In the records that follow, locate every line with "vaginalis" and extract it.

--- Information given Enclosed Below ---

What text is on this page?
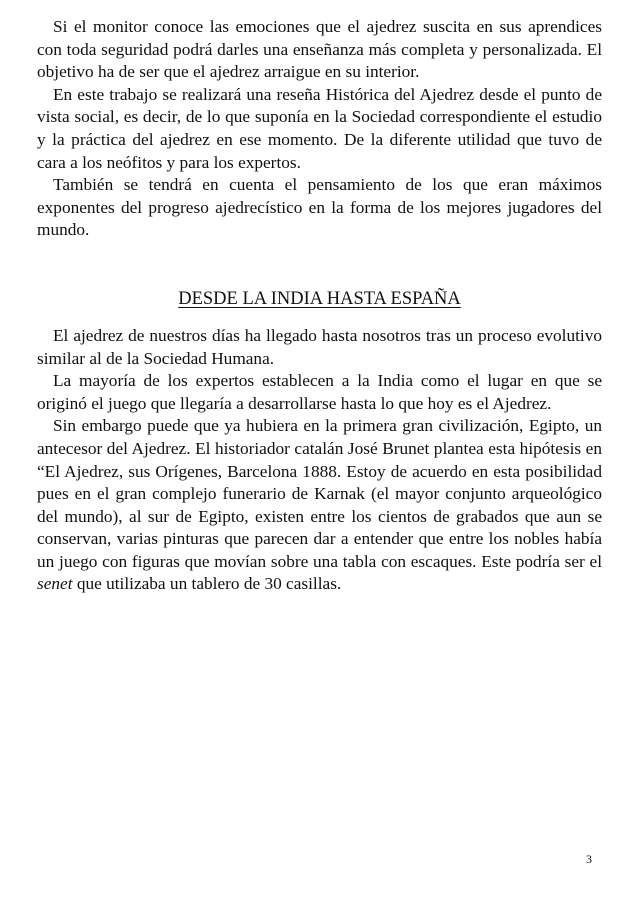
Si el monitor conoce las emociones que el ajedrez suscita en sus aprendices con toda seguridad podrá darles una enseñanza más completa y personalizada. El objetivo ha de ser que el ajedrez arraigue en su interior.

En este trabajo se realizará una reseña Histórica del Ajedrez desde el punto de vista social, es decir, de lo que suponía en la Sociedad correspondiente el estudio y la práctica del ajedrez en ese momento. De la diferente utilidad que tuvo de cara a los neófitos y para los expertos.

También se tendrá en cuenta el pensamiento de los que eran máximos exponentes del progreso ajedrecístico en la forma de los mejores jugadores del mundo.

DESDE LA INDIA HASTA ESPAÑA

El ajedrez de nuestros días ha llegado hasta nosotros tras un proceso evolutivo similar al de la Sociedad Humana.

La mayoría de los expertos establecen a la India como el lugar en que se originó el juego que llegaría a desarrollarse hasta lo que hoy es el Ajedrez.

Sin embargo puede que ya hubiera en la primera gran civilización, Egipto, un antecesor del Ajedrez. El historiador catalán José Brunet plantea esta hipótesis en “El Ajedrez, sus Orígenes, Barcelona 1888. Estoy de acuerdo en esta posibilidad pues en el gran complejo funerario de Karnak (el mayor conjunto arqueológico del mundo), al sur de Egipto, existen entre los cientos de grabados que aun se conservan, varias pinturas que parecen dar a entender que entre los nobles había un juego con figuras que movían sobre una tabla con escaques. Este podría ser el senet que utilizaba un tablero de 30 casillas.

3
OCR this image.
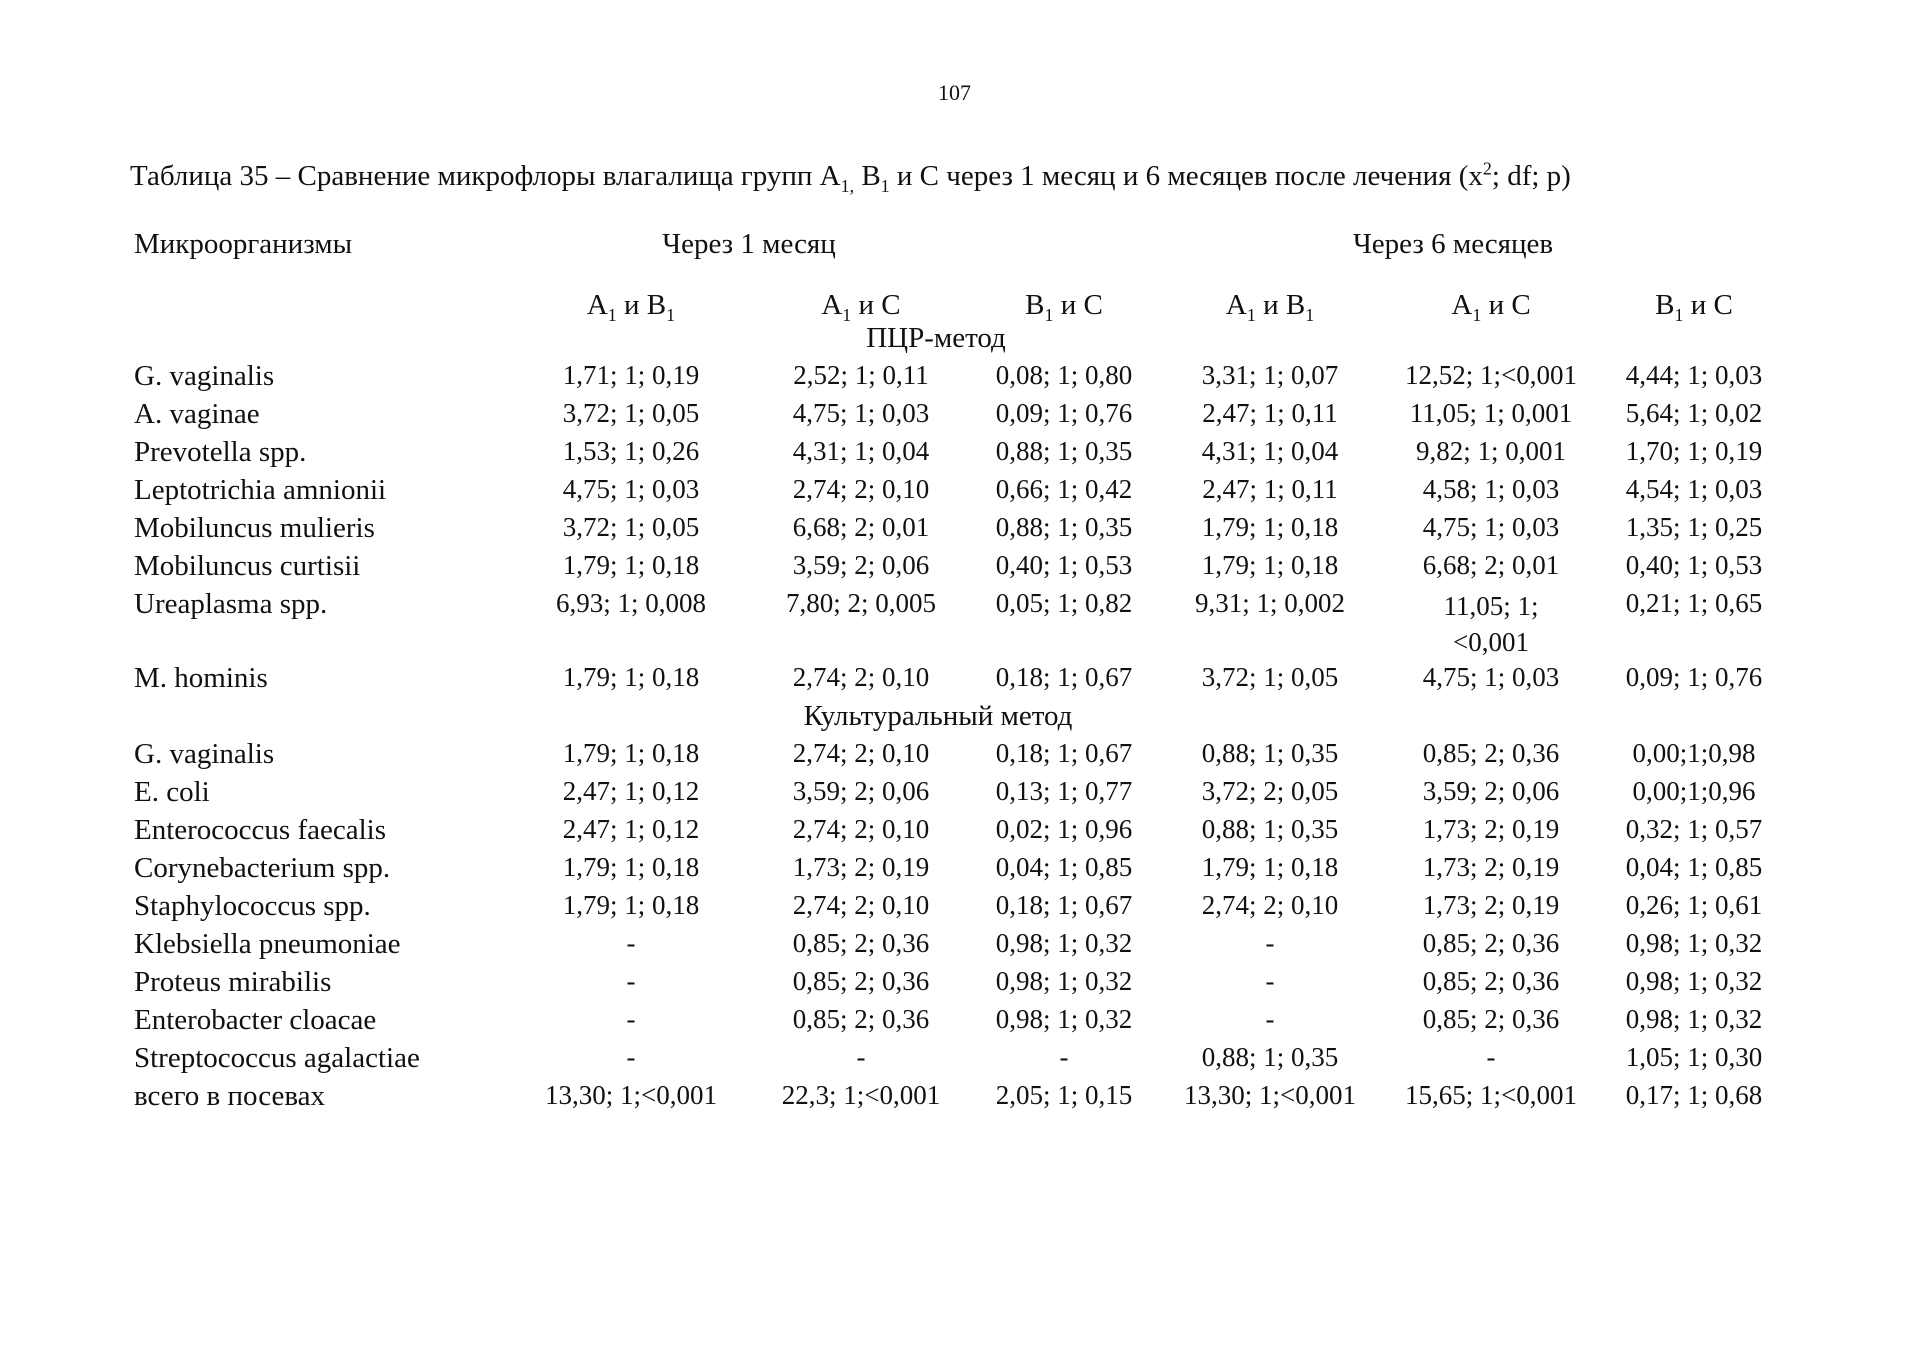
107
Таблица 35 – Сравнение микрофлоры влагалища групп $А_{1,}$ $В_1$ и С через 1 месяц и 6 месяцев после лечения ($х^2$; df; p)
Микроорганизмы	Через 1 месяц			Через 6 месяцев		
	$А_1$ и $В_1$	$А_1$ и С	$В_1$ и С	$А_1$ и $В_1$	$А_1$ и С	$В_1$ и С
ПЦР-метод						
G. vaginalis	1,71; 1; 0,19	2,52; 1; 0,11	0,08; 1; 0,80	3,31; 1; 0,07	12,52; 1;<0,001	4,44; 1; 0,03
A. vaginae	3,72; 1; 0,05	4,75; 1; 0,03	0,09; 1; 0,76	2,47; 1; 0,11	11,05; 1; 0,001	5,64; 1; 0,02
Prevotella spp.	1,53; 1; 0,26	4,31; 1; 0,04	0,88; 1; 0,35	4,31; 1; 0,04	9,82; 1; 0,001	1,70; 1; 0,19
Leptotrichia amnionii	4,75; 1; 0,03	2,74; 2; 0,10	0,66; 1; 0,42	2,47; 1; 0,11	4,58; 1; 0,03	4,54; 1; 0,03
Mobiluncus mulieris	3,72; 1; 0,05	6,68; 2; 0,01	0,88; 1; 0,35	1,79; 1; 0,18	4,75; 1; 0,03	1,35; 1; 0,25
Mobiluncus curtisii	1,79; 1; 0,18	3,59; 2; 0,06	0,40; 1; 0,53	1,79; 1; 0,18	6,68; 2; 0,01	0,40; 1; 0,53
Ureaplasma spp.	6,93; 1; 0,008	7,80; 2; 0,005	0,05; 1; 0,82	9,31; 1; 0,002	11,05; 1; <0,001	0,21; 1; 0,65
M. hominis	1,79; 1; 0,18	2,74; 2; 0,10	0,18; 1; 0,67	3,72; 1; 0,05	4,75; 1; 0,03	0,09; 1; 0,76
Культуральный метод						
G. vaginalis	1,79; 1; 0,18	2,74; 2; 0,10	0,18; 1; 0,67	0,88; 1; 0,35	0,85; 2; 0,36	0,00;1;0,98
E. coli	2,47; 1; 0,12	3,59; 2; 0,06	0,13; 1; 0,77	3,72; 2; 0,05	3,59; 2; 0,06	0,00;1;0,96
Enterococcus faecalis	2,47; 1; 0,12	2,74; 2; 0,10	0,02; 1; 0,96	0,88; 1; 0,35	1,73; 2; 0,19	0,32; 1; 0,57
Corynebacterium spp.	1,79; 1; 0,18	1,73; 2; 0,19	0,04; 1; 0,85	1,79; 1; 0,18	1,73; 2; 0,19	0,04; 1; 0,85
Staphylococcus spp.	1,79; 1; 0,18	2,74; 2; 0,10	0,18; 1; 0,67	2,74; 2; 0,10	1,73; 2; 0,19	0,26; 1; 0,61
Klebsiella pneumoniae	-	0,85; 2; 0,36	0,98; 1; 0,32	-	0,85; 2; 0,36	0,98; 1; 0,32
Proteus mirabilis	-	0,85; 2; 0,36	0,98; 1; 0,32	-	0,85; 2; 0,36	0,98; 1; 0,32
Enterobacter cloacae	-	0,85; 2; 0,36	0,98; 1; 0,32	-	0,85; 2; 0,36	0,98; 1; 0,32
Streptococcus agalactiae	-	-	-	0,88; 1; 0,35	-	1,05; 1; 0,30
всего в посевах	13,30; 1;<0,001	22,3; 1;<0,001	2,05; 1; 0,15	13,30; 1;<0,001	15,65; 1;<0,001	0,17; 1; 0,68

--- End of Enclosed Information given ---

_Task result_
G. vaginalis	1,71; 1; 0,19	2,52; 1; 0,11	0,08; 1; 0,80	3,31; 1; 0,07	12,52; 1;<0,001	4,44; 1; 0,03
G. vaginalis	1,79; 1; 0,18	2,74; 2; 0,10	0,18; 1; 0,67	0,88; 1; 0,35	0,85; 2; 0,36	0,00;1;0,98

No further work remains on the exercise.